*Exercise prompt:* Will you output the entries below exactly, skipping every image they contain?

*Data for this exercise:*
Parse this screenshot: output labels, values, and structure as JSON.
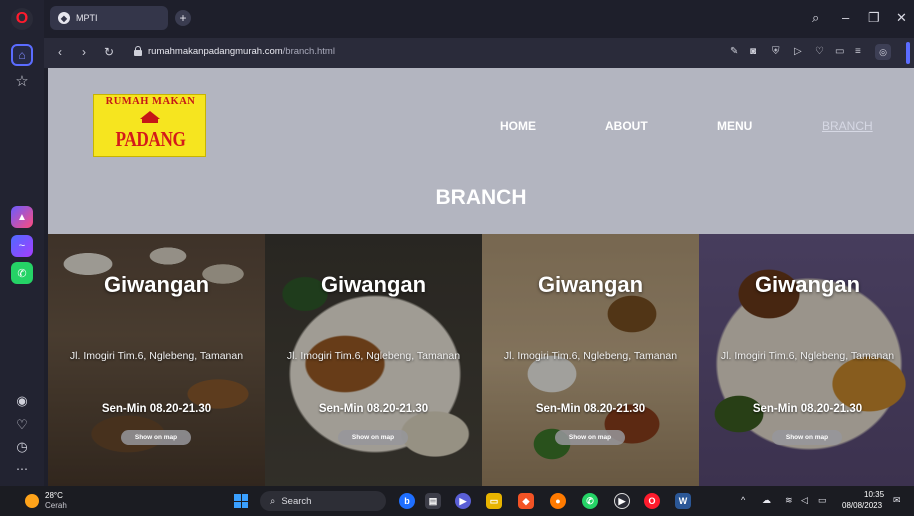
{
  "browser": {
    "tab": {
      "title": "MPTI"
    },
    "address": {
      "domain": "rumahmakanpadangmurah.com",
      "path": "/branch.html"
    }
  },
  "site": {
    "logo": {
      "top_text": "RUMAH MAKAN",
      "main_text": "PADANG MURAH"
    },
    "nav": [
      {
        "label": "HOME",
        "active": false
      },
      {
        "label": "ABOUT",
        "active": false
      },
      {
        "label": "MENU",
        "active": false
      },
      {
        "label": "BRANCH",
        "active": true
      }
    ],
    "page_title": "BRANCH",
    "branches": [
      {
        "name": "Giwangan",
        "address": "Jl. Imogiri Tim.6, Nglebeng, Tamanan",
        "hours": "Sen-Min 08.20-21.30",
        "button": "Show on map"
      },
      {
        "name": "Giwangan",
        "address": "Jl. Imogiri Tim.6, Nglebeng, Tamanan",
        "hours": "Sen-Min 08.20-21.30",
        "button": "Show on map"
      },
      {
        "name": "Giwangan",
        "address": "Jl. Imogiri Tim.6, Nglebeng, Tamanan",
        "hours": "Sen-Min 08.20-21.30",
        "button": "Show on map"
      },
      {
        "name": "Giwangan",
        "address": "Jl. Imogiri Tim.6, Nglebeng, Tamanan",
        "hours": "Sen-Min 08.20-21.30",
        "button": "Show on map"
      }
    ]
  },
  "taskbar": {
    "weather": {
      "temp": "28°C",
      "desc": "Cerah"
    },
    "search_label": "Search",
    "clock": {
      "time": "10:35",
      "date": "08/08/2023"
    }
  },
  "colors": {
    "header_bg": "#b3b5c0",
    "logo_bg": "#f6e51f",
    "logo_text": "#d41a1a",
    "accent": "#5b6cff"
  }
}
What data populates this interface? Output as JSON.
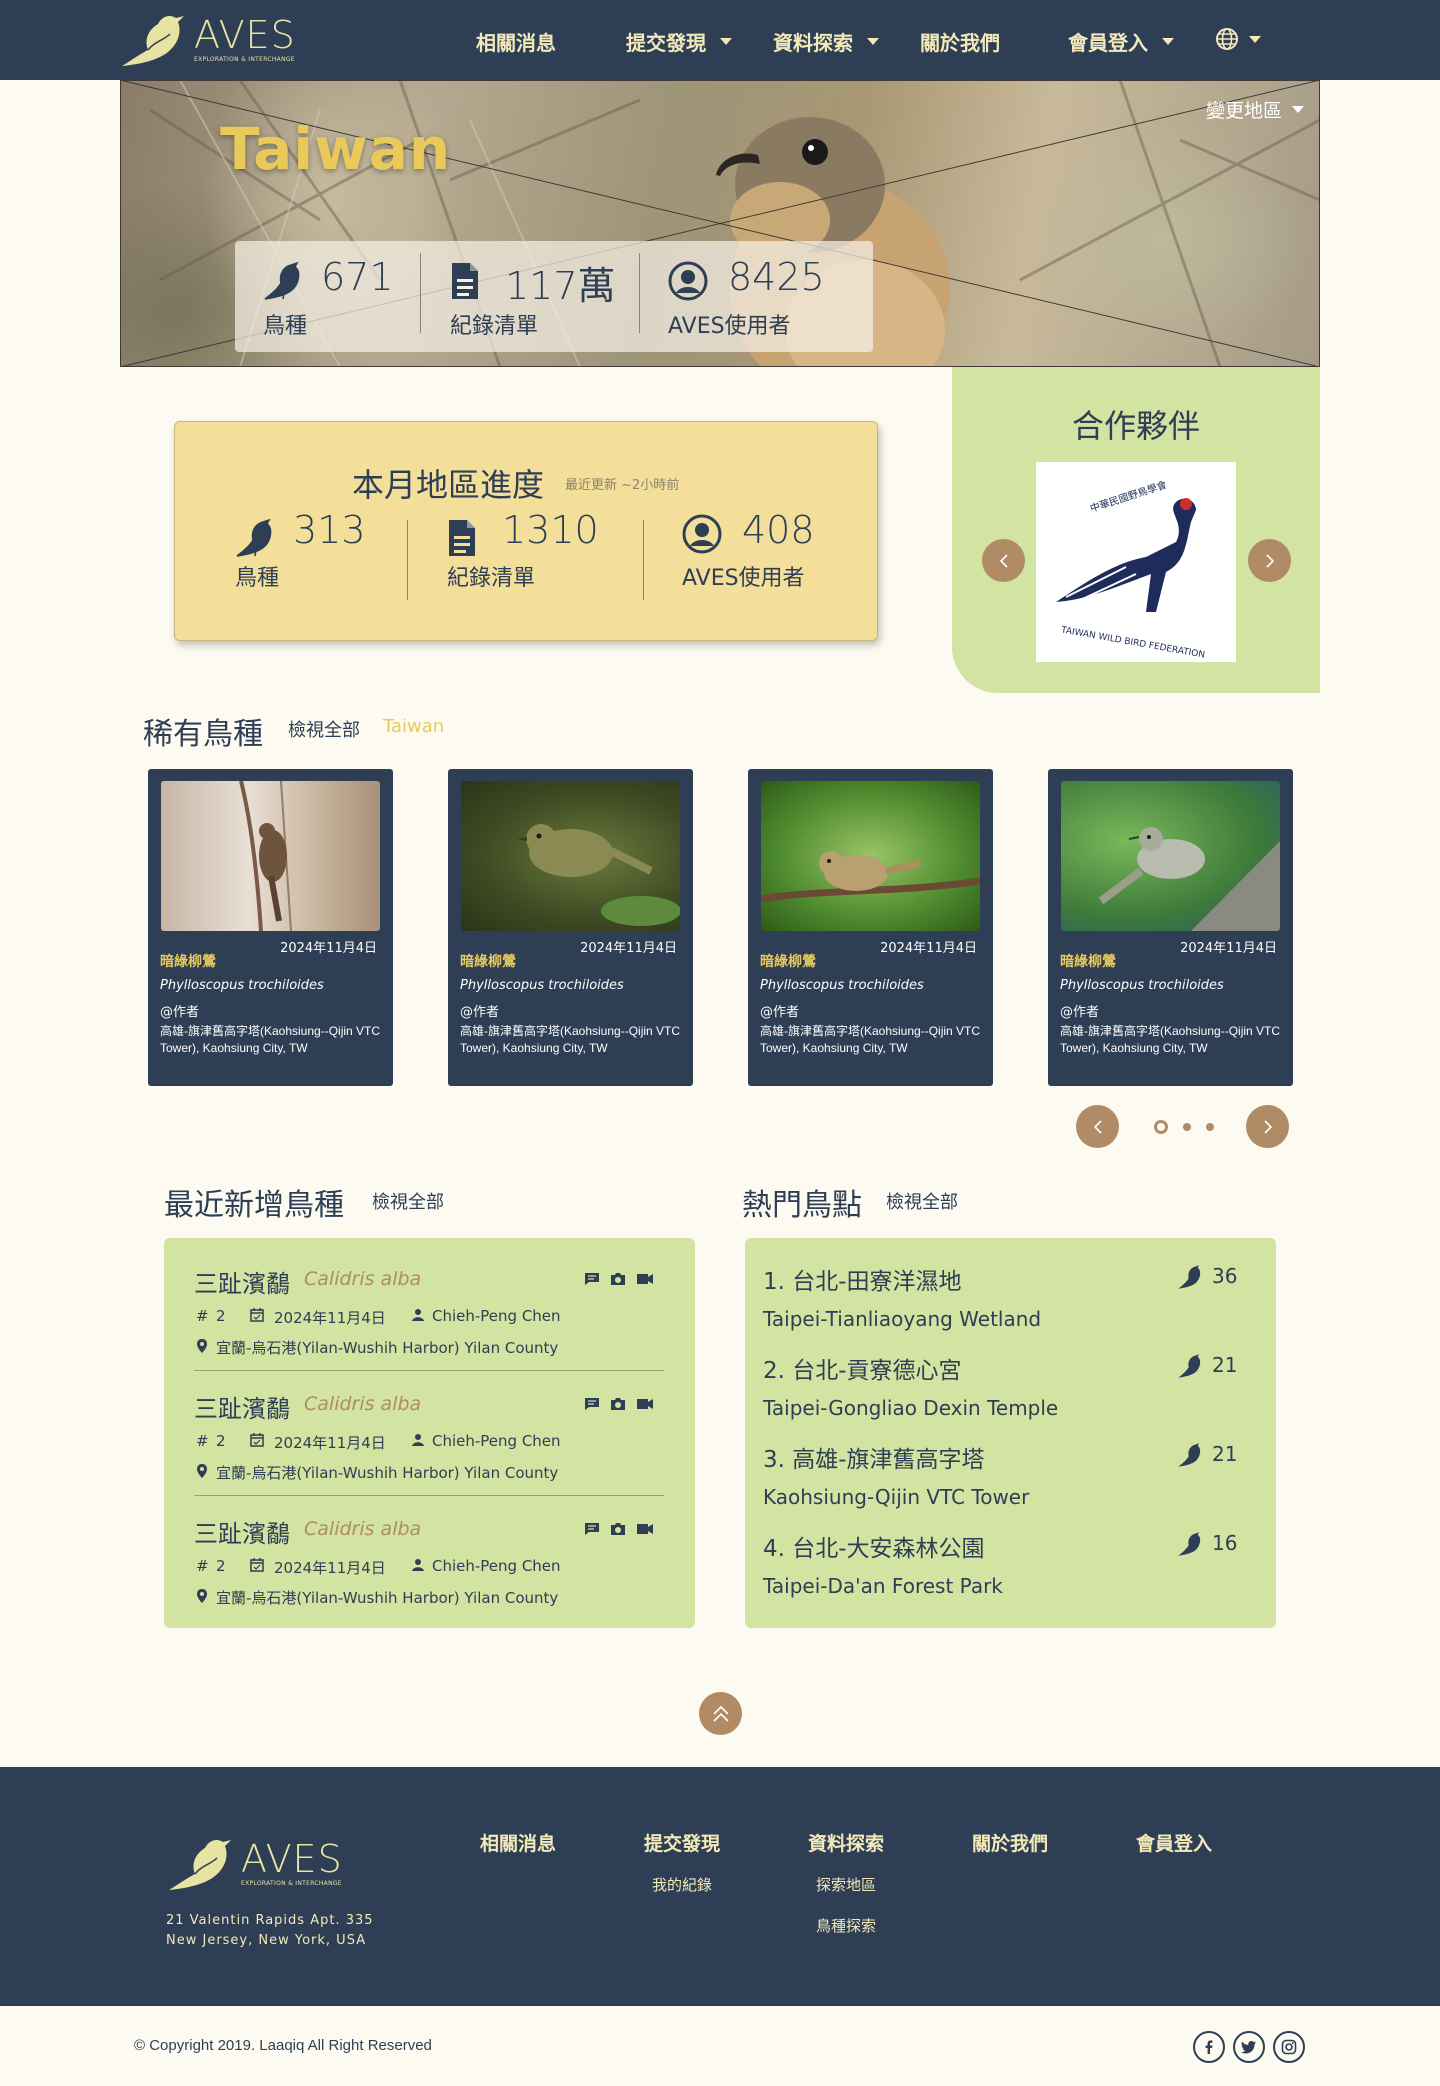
{
  "header": {
    "logo_word": "AVES",
    "logo_sub": "EXPLORATION & INTERCHANGE",
    "nav": [
      {
        "label": "相關消息"
      },
      {
        "label": "提交發現"
      },
      {
        "label": "資料探索"
      },
      {
        "label": "關於我們"
      },
      {
        "label": "會員登入"
      }
    ],
    "language_icon": "globe-icon"
  },
  "hero": {
    "title": "Taiwan",
    "change_region": "變更地區",
    "stats": [
      {
        "icon": "bird-icon",
        "value": "671",
        "label": "鳥種"
      },
      {
        "icon": "document-icon",
        "value": "117萬",
        "label": "紀錄清單"
      },
      {
        "icon": "user-icon",
        "value": "8425",
        "label": "AVES使用者"
      }
    ]
  },
  "monthly": {
    "title": "本月地區進度",
    "updated": "最近更新 ~2小時前",
    "stats": [
      {
        "icon": "bird-icon",
        "value": "313",
        "label": "鳥種"
      },
      {
        "icon": "document-icon",
        "value": "1310",
        "label": "紀錄清單"
      },
      {
        "icon": "user-icon",
        "value": "408",
        "label": "AVES使用者"
      }
    ]
  },
  "partners": {
    "title": "合作夥伴",
    "logo_text_cn": "中華民國野鳥學會",
    "logo_text_en": "TAIWAN WILD BIRD FEDERATION"
  },
  "rare": {
    "title": "稀有鳥種",
    "view_all": "檢視全部",
    "region": "Taiwan",
    "cards": [
      {
        "date": "2024年11月4日",
        "name": "暗綠柳鶯",
        "sci": "Phylloscopus trochiloides",
        "author": "@作者",
        "location": "高雄-旗津舊高字塔(Kaohsiung--Qijin VTC Tower), Kaohsiung City, TW"
      },
      {
        "date": "2024年11月4日",
        "name": "暗綠柳鶯",
        "sci": "Phylloscopus trochiloides",
        "author": "@作者",
        "location": "高雄-旗津舊高字塔(Kaohsiung--Qijin VTC Tower), Kaohsiung City, TW"
      },
      {
        "date": "2024年11月4日",
        "name": "暗綠柳鶯",
        "sci": "Phylloscopus trochiloides",
        "author": "@作者",
        "location": "高雄-旗津舊高字塔(Kaohsiung--Qijin VTC Tower), Kaohsiung City, TW"
      },
      {
        "date": "2024年11月4日",
        "name": "暗綠柳鶯",
        "sci": "Phylloscopus trochiloides",
        "author": "@作者",
        "location": "高雄-旗津舊高字塔(Kaohsiung--Qijin VTC Tower), Kaohsiung City, TW"
      }
    ],
    "page_count": 3,
    "active_page": 1
  },
  "recent": {
    "title": "最近新增鳥種",
    "view_all": "檢視全部",
    "items": [
      {
        "name": "三趾濱鷸",
        "sci": "Calidris alba",
        "count_prefix": "#",
        "count": "2",
        "date": "2024年11月4日",
        "user": "Chieh-Peng Chen",
        "place": "宜蘭-烏石港(Yilan-Wushih Harbor) Yilan County"
      },
      {
        "name": "三趾濱鷸",
        "sci": "Calidris alba",
        "count_prefix": "#",
        "count": "2",
        "date": "2024年11月4日",
        "user": "Chieh-Peng Chen",
        "place": "宜蘭-烏石港(Yilan-Wushih Harbor) Yilan County"
      },
      {
        "name": "三趾濱鷸",
        "sci": "Calidris alba",
        "count_prefix": "#",
        "count": "2",
        "date": "2024年11月4日",
        "user": "Chieh-Peng Chen",
        "place": "宜蘭-烏石港(Yilan-Wushih Harbor) Yilan County"
      }
    ]
  },
  "hotspots": {
    "title": "熱門鳥點",
    "view_all": "檢視全部",
    "items": [
      {
        "name": "1. 台北-田寮洋濕地",
        "en": "Taipei-Tianliaoyang Wetland",
        "count": "36"
      },
      {
        "name": "2. 台北-貢寮德心宮",
        "en": "Taipei-Gongliao Dexin Temple",
        "count": "21"
      },
      {
        "name": "3. 高雄-旗津舊高字塔",
        "en": "Kaohsiung-Qijin VTC Tower",
        "count": "21"
      },
      {
        "name": "4. 台北-大安森林公園",
        "en": "Taipei-Da'an Forest Park",
        "count": "16"
      }
    ]
  },
  "footer": {
    "logo_word": "AVES",
    "logo_sub": "EXPLORATION & INTERCHANGE",
    "address_line1": "21 Valentin Rapids Apt. 335",
    "address_line2": "New Jersey, New York, USA",
    "columns": [
      {
        "title": "相關消息",
        "links": []
      },
      {
        "title": "提交發現",
        "links": [
          "我的紀錄"
        ]
      },
      {
        "title": "資料探索",
        "links": [
          "探索地區",
          "鳥種探索"
        ]
      },
      {
        "title": "關於我們",
        "links": []
      },
      {
        "title": "會員登入",
        "links": []
      }
    ],
    "copyright": "© Copyright 2019. Laaqiq All Right Reserved",
    "social": [
      "facebook-icon",
      "twitter-icon",
      "instagram-icon"
    ]
  },
  "colors": {
    "navy": "#2d3e55",
    "cream": "#fdfbf1",
    "yellow": "#f3df9a",
    "green": "#d2e3a2",
    "brown": "#b08b66",
    "gold": "#e8c95a"
  }
}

*Answer to the exercise:*
Parse this screenshot: output labels, values, and structure as JSON.
{
  "browser": {
    "tab": {
      "title": "MPTI"
    },
    "address": {
      "domain": "rumahmakanpadangmurah.com",
      "path": "/branch.html"
    }
  },
  "site": {
    "logo": {
      "top_text": "RUMAH MAKAN",
      "main_text": "PADANG MURAH"
    },
    "nav": [
      {
        "label": "HOME",
        "active": false
      },
      {
        "label": "ABOUT",
        "active": false
      },
      {
        "label": "MENU",
        "active": false
      },
      {
        "label": "BRANCH",
        "active": true
      }
    ],
    "page_title": "BRANCH",
    "branches": [
      {
        "name": "Giwangan",
        "address": "Jl. Imogiri Tim.6, Nglebeng, Tamanan",
        "hours": "Sen-Min 08.20-21.30",
        "button": "Show on map"
      },
      {
        "name": "Giwangan",
        "address": "Jl. Imogiri Tim.6, Nglebeng, Tamanan",
        "hours": "Sen-Min 08.20-21.30",
        "button": "Show on map"
      },
      {
        "name": "Giwangan",
        "address": "Jl. Imogiri Tim.6, Nglebeng, Tamanan",
        "hours": "Sen-Min 08.20-21.30",
        "button": "Show on map"
      },
      {
        "name": "Giwangan",
        "address": "Jl. Imogiri Tim.6, Nglebeng, Tamanan",
        "hours": "Sen-Min 08.20-21.30",
        "button": "Show on map"
      }
    ]
  },
  "taskbar": {
    "weather": {
      "temp": "28°C",
      "desc": "Cerah"
    },
    "search_label": "Search",
    "clock": {
      "time": "10:35",
      "date": "08/08/2023"
    }
  },
  "colors": {
    "header_bg": "#b3b5c0",
    "logo_bg": "#f6e51f",
    "logo_text": "#d41a1a",
    "accent": "#5b6cff"
  }
}
What data populates this interface? Output as JSON.
{
  "header": {
    "logo_word": "AVES",
    "logo_sub": "EXPLORATION & INTERCHANGE",
    "nav": [
      {
        "label": "相關消息"
      },
      {
        "label": "提交發現"
      },
      {
        "label": "資料探索"
      },
      {
        "label": "關於我們"
      },
      {
        "label": "會員登入"
      }
    ],
    "language_icon": "globe-icon"
  },
  "hero": {
    "title": "Taiwan",
    "change_region": "變更地區",
    "stats": [
      {
        "icon": "bird-icon",
        "value": "671",
        "label": "鳥種"
      },
      {
        "icon": "document-icon",
        "value": "117萬",
        "label": "紀錄清單"
      },
      {
        "icon": "user-icon",
        "value": "8425",
        "label": "AVES使用者"
      }
    ]
  },
  "monthly": {
    "title": "本月地區進度",
    "updated": "最近更新 ~2小時前",
    "stats": [
      {
        "icon": "bird-icon",
        "value": "313",
        "label": "鳥種"
      },
      {
        "icon": "document-icon",
        "value": "1310",
        "label": "紀錄清單"
      },
      {
        "icon": "user-icon",
        "value": "408",
        "label": "AVES使用者"
      }
    ]
  },
  "partners": {
    "title": "合作夥伴",
    "logo_text_cn": "中華民國野鳥學會",
    "logo_text_en": "TAIWAN WILD BIRD FEDERATION"
  },
  "rare": {
    "title": "稀有鳥種",
    "view_all": "檢視全部",
    "region": "Taiwan",
    "cards": [
      {
        "date": "2024年11月4日",
        "name": "暗綠柳鶯",
        "sci": "Phylloscopus trochiloides",
        "author": "@作者",
        "location": "高雄-旗津舊高字塔(Kaohsiung--Qijin VTC Tower), Kaohsiung City, TW"
      },
      {
        "date": "2024年11月4日",
        "name": "暗綠柳鶯",
        "sci": "Phylloscopus trochiloides",
        "author": "@作者",
        "location": "高雄-旗津舊高字塔(Kaohsiung--Qijin VTC Tower), Kaohsiung City, TW"
      },
      {
        "date": "2024年11月4日",
        "name": "暗綠柳鶯",
        "sci": "Phylloscopus trochiloides",
        "author": "@作者",
        "location": "高雄-旗津舊高字塔(Kaohsiung--Qijin VTC Tower), Kaohsiung City, TW"
      },
      {
        "date": "2024年11月4日",
        "name": "暗綠柳鶯",
        "sci": "Phylloscopus trochiloides",
        "author": "@作者",
        "location": "高雄-旗津舊高字塔(Kaohsiung--Qijin VTC Tower), Kaohsiung City, TW"
      }
    ],
    "page_count": 3,
    "active_page": 1
  },
  "recent": {
    "title": "最近新增鳥種",
    "view_all": "檢視全部",
    "items": [
      {
        "name": "三趾濱鷸",
        "sci": "Calidris alba",
        "count_prefix": "#",
        "count": "2",
        "date": "2024年11月4日",
        "user": "Chieh-Peng Chen",
        "place": "宜蘭-烏石港(Yilan-Wushih Harbor) Yilan County"
      },
      {
        "name": "三趾濱鷸",
        "sci": "Calidris alba",
        "count_prefix": "#",
        "count": "2",
        "date": "2024年11月4日",
        "user": "Chieh-Peng Chen",
        "place": "宜蘭-烏石港(Yilan-Wushih Harbor) Yilan County"
      },
      {
        "name": "三趾濱鷸",
        "sci": "Calidris alba",
        "count_prefix": "#",
        "count": "2",
        "date": "2024年11月4日",
        "user": "Chieh-Peng Chen",
        "place": "宜蘭-烏石港(Yilan-Wushih Harbor) Yilan County"
      }
    ]
  },
  "hotspots": {
    "title": "熱門鳥點",
    "view_all": "檢視全部",
    "items": [
      {
        "name": "1. 台北-田寮洋濕地",
        "en": "Taipei-Tianliaoyang Wetland",
        "count": "36"
      },
      {
        "name": "2. 台北-貢寮德心宮",
        "en": "Taipei-Gongliao Dexin Temple",
        "count": "21"
      },
      {
        "name": "3. 高雄-旗津舊高字塔",
        "en": "Kaohsiung-Qijin VTC Tower",
        "count": "21"
      },
      {
        "name": "4. 台北-大安森林公園",
        "en": "Taipei-Da'an Forest Park",
        "count": "16"
      }
    ]
  },
  "footer": {
    "logo_word": "AVES",
    "logo_sub": "EXPLORATION & INTERCHANGE",
    "address_line1": "21 Valentin Rapids Apt. 335",
    "address_line2": "New Jersey, New York, USA",
    "columns": [
      {
        "title": "相關消息",
        "links": []
      },
      {
        "title": "提交發現",
        "links": [
          "我的紀錄"
        ]
      },
      {
        "title": "資料探索",
        "links": [
          "探索地區",
          "鳥種探索"
        ]
      },
      {
        "title": "關於我們",
        "links": []
      },
      {
        "title": "會員登入",
        "links": []
      }
    ],
    "copyright": "© Copyright 2019. Laaqiq All Right Reserved",
    "social": [
      "facebook-icon",
      "twitter-icon",
      "instagram-icon"
    ]
  },
  "colors": {
    "navy": "#2d3e55",
    "cream": "#fdfbf1",
    "yellow": "#f3df9a",
    "green": "#d2e3a2",
    "brown": "#b08b66",
    "gold": "#e8c95a"
  }
}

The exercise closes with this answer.